(Entries from a visual dataset)
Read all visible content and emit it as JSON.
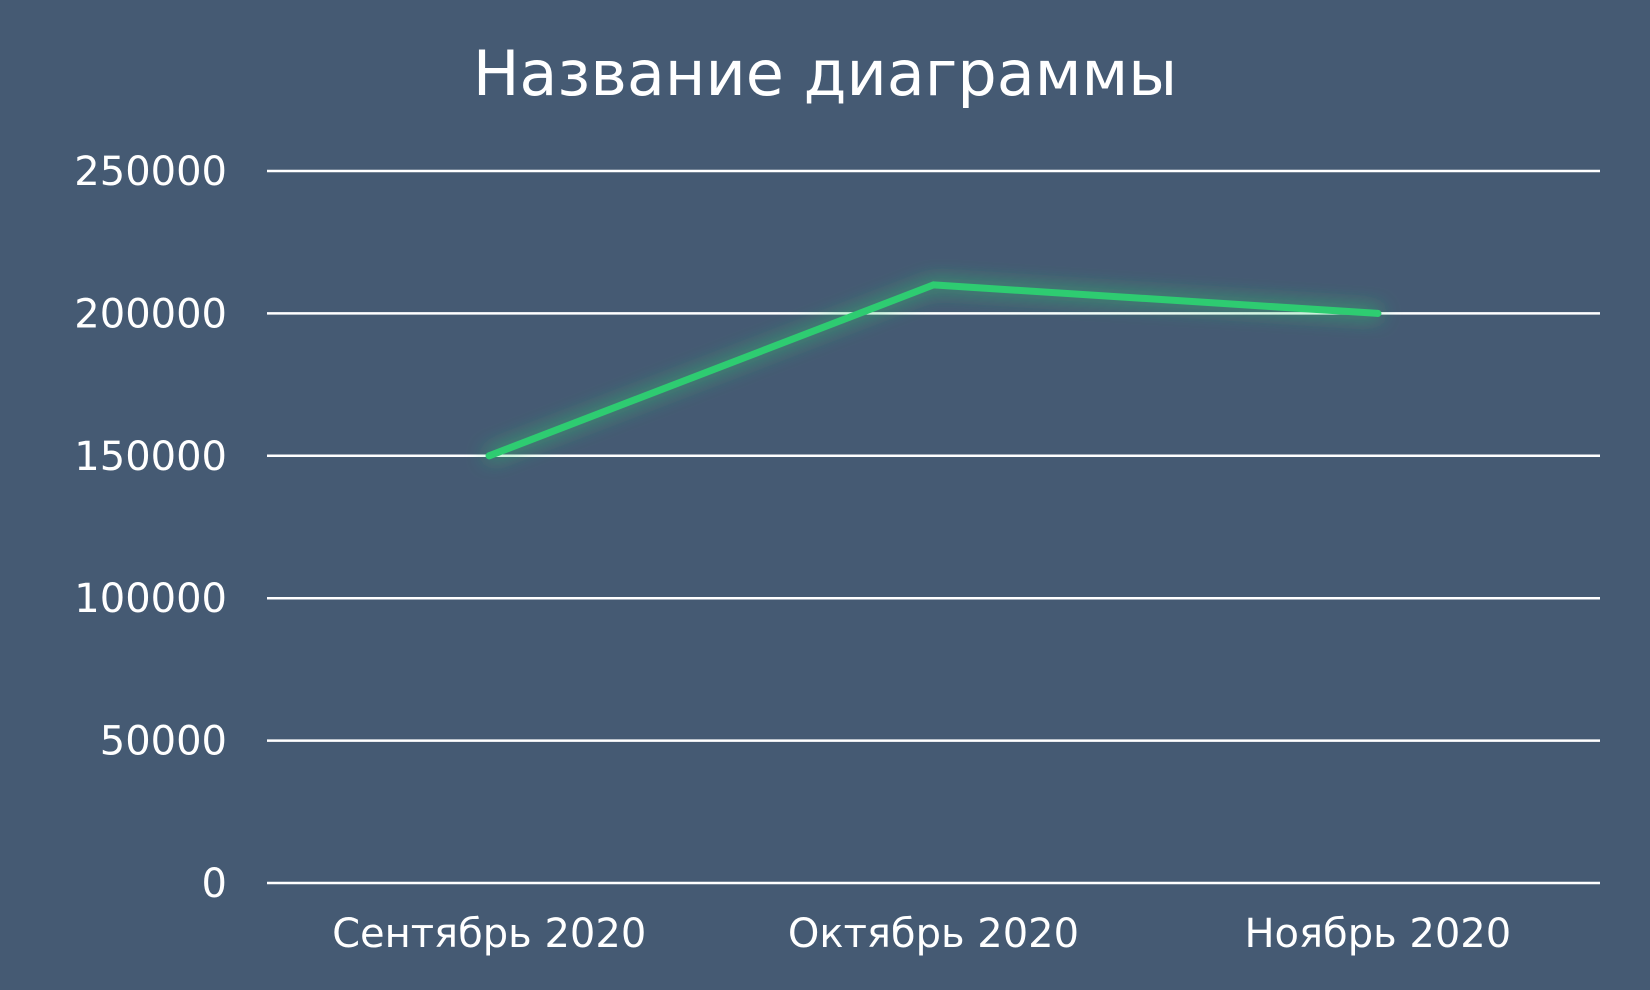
{
  "chart_data": {
    "type": "line",
    "title": "Название диаграммы",
    "xlabel": "",
    "ylabel": "",
    "categories": [
      "Сентябрь 2020",
      "Октябрь 2020",
      "Ноябрь 2020"
    ],
    "series": [
      {
        "values": [
          150000,
          210000,
          200000
        ],
        "color": "#2ecc71"
      }
    ],
    "ylim": [
      0,
      250000
    ],
    "yticks": [
      "0",
      "50000",
      "100000",
      "150000",
      "200000",
      "250000"
    ],
    "grid": true,
    "legend": "none"
  },
  "colors": {
    "background": "#455a73",
    "text": "#ffffff",
    "gridline": "#ffffff",
    "line": "#2ecc71"
  }
}
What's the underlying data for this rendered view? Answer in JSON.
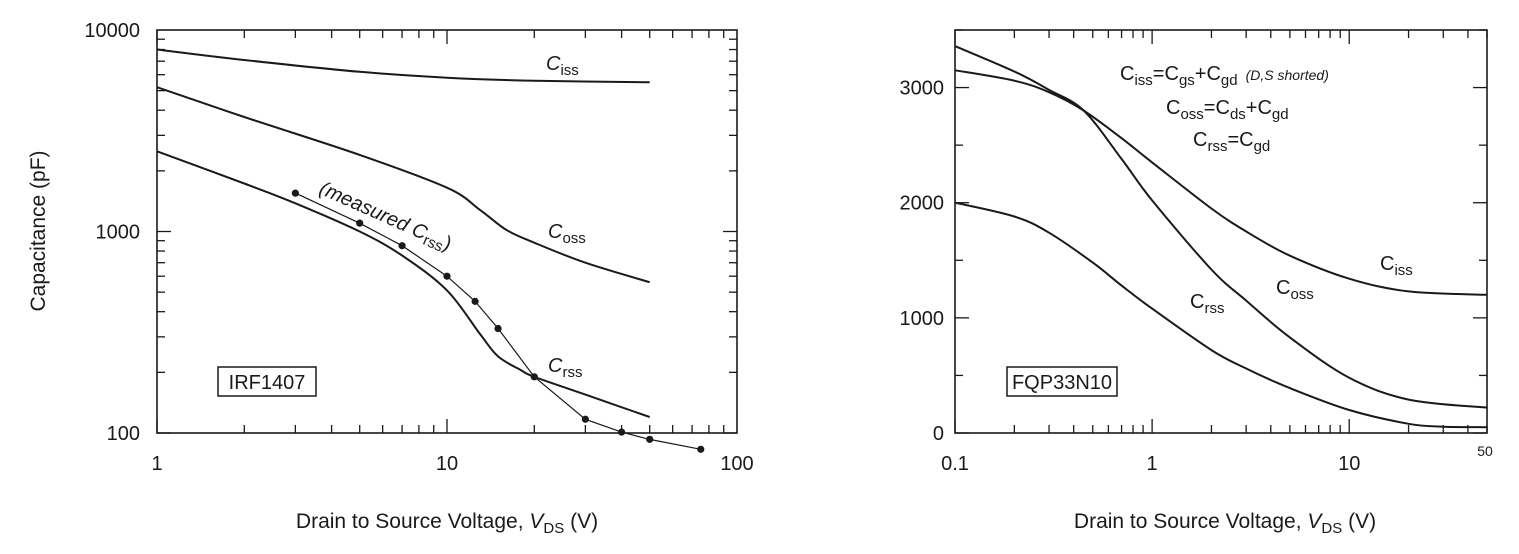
{
  "chart_data": [
    {
      "type": "line",
      "id": "left",
      "box_label": "IRF1407",
      "xlabel": {
        "prefix": "Drain to Source Voltage, ",
        "var": "V",
        "sub": "DS",
        "unit": "  (V)"
      },
      "ylabel": "Capacitance (pF)",
      "x_scale": "log",
      "y_scale": "log",
      "xlim": [
        1,
        100
      ],
      "ylim": [
        100,
        10000
      ],
      "x_ticks": [
        {
          "v": 1,
          "label": "1"
        },
        {
          "v": 10,
          "label": "10"
        },
        {
          "v": 100,
          "label": "100"
        }
      ],
      "y_ticks": [
        {
          "v": 100,
          "label": "100"
        },
        {
          "v": 1000,
          "label": "1000"
        },
        {
          "v": 10000,
          "label": "10000"
        }
      ],
      "series": [
        {
          "name": "Ciss",
          "main": "C",
          "sub": "iss",
          "x": [
            1,
            2,
            5,
            10,
            20,
            50
          ],
          "y": [
            8000,
            7100,
            6200,
            5800,
            5600,
            5500
          ]
        },
        {
          "name": "Coss",
          "main": "C",
          "sub": "oss",
          "x": [
            1,
            2,
            5,
            10,
            13,
            16,
            20,
            30,
            50
          ],
          "y": [
            5200,
            3700,
            2400,
            1650,
            1280,
            1020,
            880,
            700,
            560
          ]
        },
        {
          "name": "Crss",
          "main": "C",
          "sub": "rss",
          "x": [
            1,
            2,
            3,
            5,
            7,
            10,
            13,
            15,
            18,
            20,
            30,
            50
          ],
          "y": [
            2500,
            1730,
            1380,
            1000,
            760,
            510,
            310,
            240,
            205,
            190,
            155,
            120
          ]
        }
      ],
      "measured": {
        "label_open": "(measured ",
        "label_main": "C",
        "label_sub": "rss",
        "label_close": ")",
        "x": [
          3,
          5,
          7,
          10,
          12.5,
          15,
          20,
          30,
          40,
          50,
          75
        ],
        "y": [
          1550,
          1100,
          850,
          600,
          450,
          330,
          190,
          117,
          101,
          93,
          83
        ]
      }
    },
    {
      "type": "line",
      "id": "right",
      "box_label": "FQP33N10",
      "xlabel": {
        "prefix": "Drain to Source Voltage, ",
        "var": "V",
        "sub": "DS",
        "unit": "  (V)"
      },
      "ylabel": "",
      "x_scale": "log",
      "y_scale": "linear",
      "xlim": [
        0.1,
        50
      ],
      "ylim": [
        0,
        3500
      ],
      "x_ticks": [
        {
          "v": 0.1,
          "label": "0.1"
        },
        {
          "v": 1,
          "label": "1"
        },
        {
          "v": 10,
          "label": "10"
        },
        {
          "v": 50,
          "label": "50"
        }
      ],
      "y_ticks": [
        {
          "v": 0,
          "label": "0"
        },
        {
          "v": 1000,
          "label": "1000"
        },
        {
          "v": 2000,
          "label": "2000"
        },
        {
          "v": 3000,
          "label": "3000"
        }
      ],
      "series": [
        {
          "name": "Ciss",
          "main": "C",
          "sub": "iss",
          "x": [
            0.1,
            0.2,
            0.3,
            0.45,
            0.7,
            1,
            2,
            3,
            5,
            10,
            20,
            50
          ],
          "y": [
            3150,
            3060,
            2960,
            2800,
            2560,
            2350,
            1950,
            1750,
            1540,
            1340,
            1230,
            1200
          ]
        },
        {
          "name": "Coss",
          "main": "C",
          "sub": "oss",
          "x": [
            0.1,
            0.2,
            0.3,
            0.45,
            0.7,
            1,
            2,
            3,
            5,
            10,
            20,
            50
          ],
          "y": [
            3360,
            3140,
            2980,
            2800,
            2380,
            2020,
            1420,
            1150,
            830,
            480,
            290,
            220
          ]
        },
        {
          "name": "Crss",
          "main": "C",
          "sub": "rss",
          "x": [
            0.1,
            0.2,
            0.3,
            0.5,
            0.7,
            1,
            2,
            3,
            5,
            10,
            20,
            30,
            50
          ],
          "y": [
            2000,
            1880,
            1740,
            1480,
            1280,
            1080,
            720,
            560,
            390,
            200,
            80,
            55,
            50
          ]
        }
      ],
      "legend_lines": [
        [
          [
            "C",
            "iss"
          ],
          [
            "=",
            ""
          ],
          [
            "C",
            "gs"
          ],
          [
            "+",
            ""
          ],
          [
            "C",
            "gd"
          ]
        ],
        [
          [
            "C",
            "oss"
          ],
          [
            "=",
            ""
          ],
          [
            "C",
            "ds"
          ],
          [
            "+",
            ""
          ],
          [
            "C",
            "gd"
          ]
        ],
        [
          [
            "C",
            "rss"
          ],
          [
            "=",
            ""
          ],
          [
            "C",
            "gd"
          ]
        ]
      ],
      "legend_note": "(D,S shorted)"
    }
  ]
}
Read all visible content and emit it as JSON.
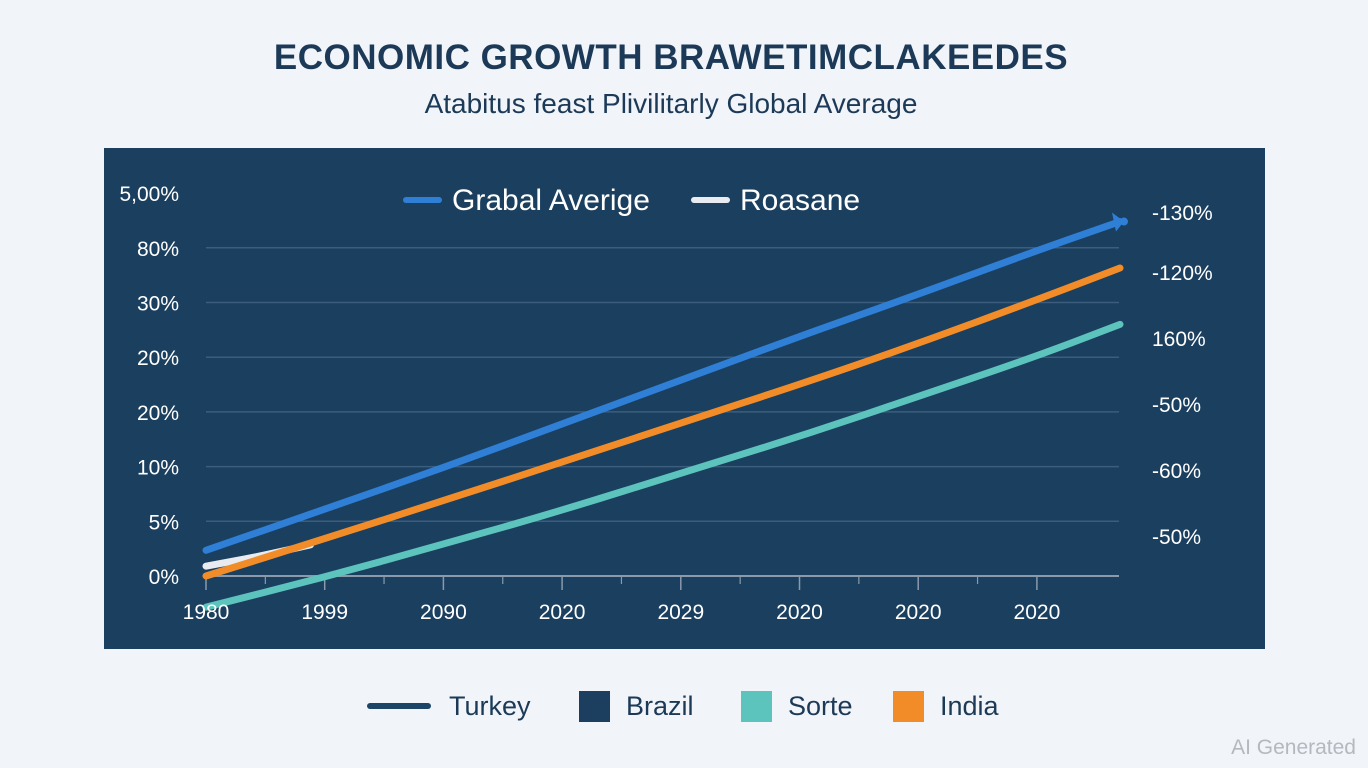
{
  "header": {
    "title": "ECONOMIC GROWTH BRAWETIMCLAKEEDES",
    "subtitle": "Atabitus feast Plivilitarly Global Average"
  },
  "watermark": "AI Generated",
  "colors": {
    "page_bg": "#f1f4f8",
    "panel_bg": "#1b3f5f",
    "global_average": "#2f7fd6",
    "roasane": "#e8ecf1",
    "india": "#f28c28",
    "sorte": "#5cc3bd",
    "brazil": "#1c3f5f",
    "turkey": "#1c4466",
    "grid": "#3c5e7c",
    "axis": "#8a9aab",
    "text_light": "#ffffff",
    "text_dark": "#1c3a57"
  },
  "chart_data": {
    "type": "line",
    "title": "ECONOMIC GROWTH BRAWETIMCLAKEEDES",
    "subtitle": "Atabitus feast Plivilitarly Global Average",
    "xlabel": "",
    "ylabel": "",
    "x_tick_labels": [
      "1980",
      "1999",
      "2090",
      "2020",
      "2029",
      "2020",
      "2020",
      "2020"
    ],
    "y_left_tick_labels": [
      "0%",
      "5%",
      "10%",
      "20%",
      "20%",
      "30%",
      "80%",
      "5,00%"
    ],
    "y_right_tick_labels": [
      "-50%",
      "-60%",
      "-50%",
      "160%",
      "-120%",
      "-130%"
    ],
    "value_scale_note": "series values expressed in left-axis tick-index units (0 = '0%' gridline, 1 = '5%' gridline, ... 6 = '80%' gridline); x in tick-index units (0 = '1980' tick ... 7 = last '2020' tick)",
    "xlim": [
      0,
      7.7
    ],
    "ylim": [
      -1,
      7
    ],
    "grid": true,
    "legend_top": [
      "Grabal Averige",
      "Roasane"
    ],
    "legend_top_position": "top-center",
    "legend_bottom": [
      "Turkey",
      "Brazil",
      "Sorte",
      "India"
    ],
    "legend_bottom_position": "bottom-center",
    "series": [
      {
        "name": "Grabal Averige",
        "color_key": "global_average",
        "end_marker": "arrow",
        "points": [
          [
            0,
            0.47
          ],
          [
            1,
            1.22
          ],
          [
            2,
            1.98
          ],
          [
            3,
            2.78
          ],
          [
            4,
            3.58
          ],
          [
            5,
            4.38
          ],
          [
            6,
            5.15
          ],
          [
            7,
            5.95
          ],
          [
            7.7,
            6.48
          ]
        ]
      },
      {
        "name": "Roasane",
        "color_key": "roasane",
        "points": [
          [
            0,
            0.18
          ],
          [
            0.45,
            0.36
          ],
          [
            0.88,
            0.57
          ]
        ]
      },
      {
        "name": "India",
        "color_key": "india",
        "points": [
          [
            0,
            0.0
          ],
          [
            1,
            0.68
          ],
          [
            2,
            1.38
          ],
          [
            3,
            2.08
          ],
          [
            4,
            2.8
          ],
          [
            5,
            3.5
          ],
          [
            6,
            4.25
          ],
          [
            7,
            5.05
          ],
          [
            7.7,
            5.63
          ]
        ]
      },
      {
        "name": "Sorte",
        "color_key": "sorte",
        "points": [
          [
            0,
            -0.57
          ],
          [
            1,
            -0.02
          ],
          [
            2,
            0.58
          ],
          [
            3,
            1.2
          ],
          [
            4,
            1.88
          ],
          [
            5,
            2.55
          ],
          [
            6,
            3.28
          ],
          [
            7,
            4.02
          ],
          [
            7.7,
            4.6
          ]
        ]
      }
    ]
  }
}
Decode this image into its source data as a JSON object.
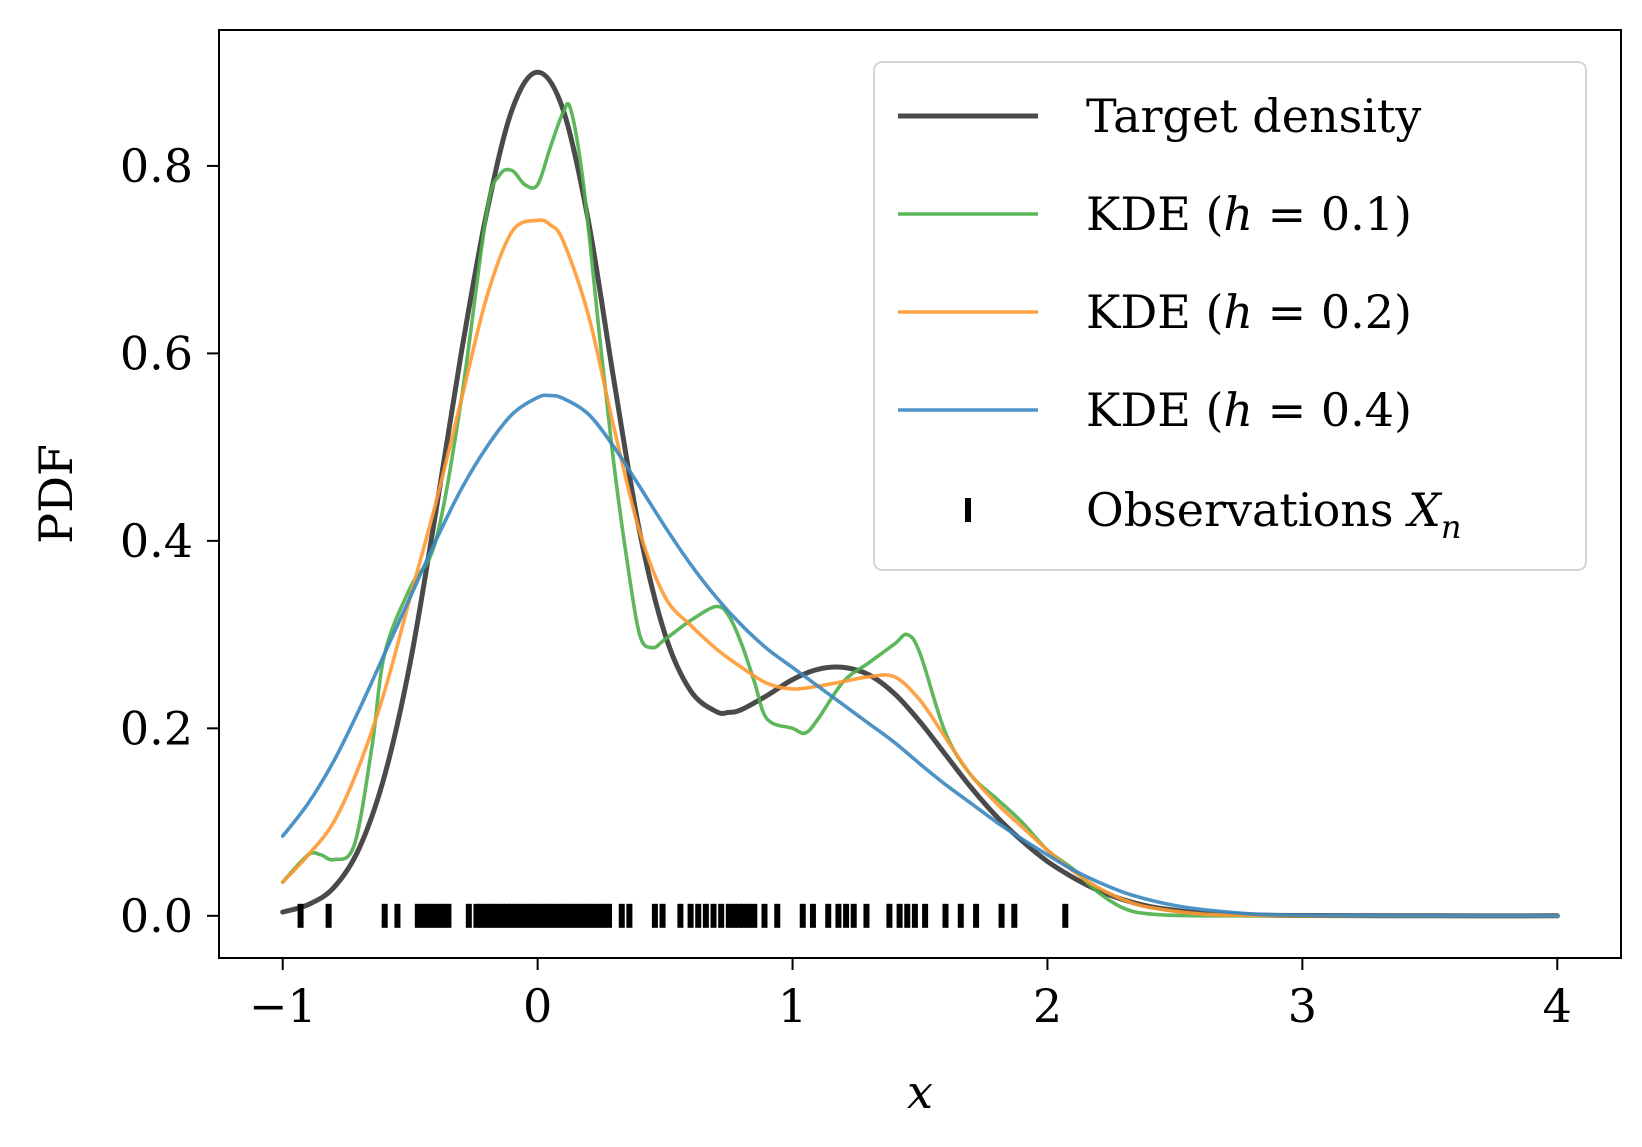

TASK PROMPT
From the entries above, list each line with "name" in it.

OUTPUT OF THE TASK
          "name": "Ciss",
          "name": "Coss",
          "name": "Crss",
          "name": "Ciss",
          "name": "Coss",
          "name": "Crss",
        "name": "Grabal Averige",
        "name": "Roasane",
        "name": "India",
        "name": "Sorte",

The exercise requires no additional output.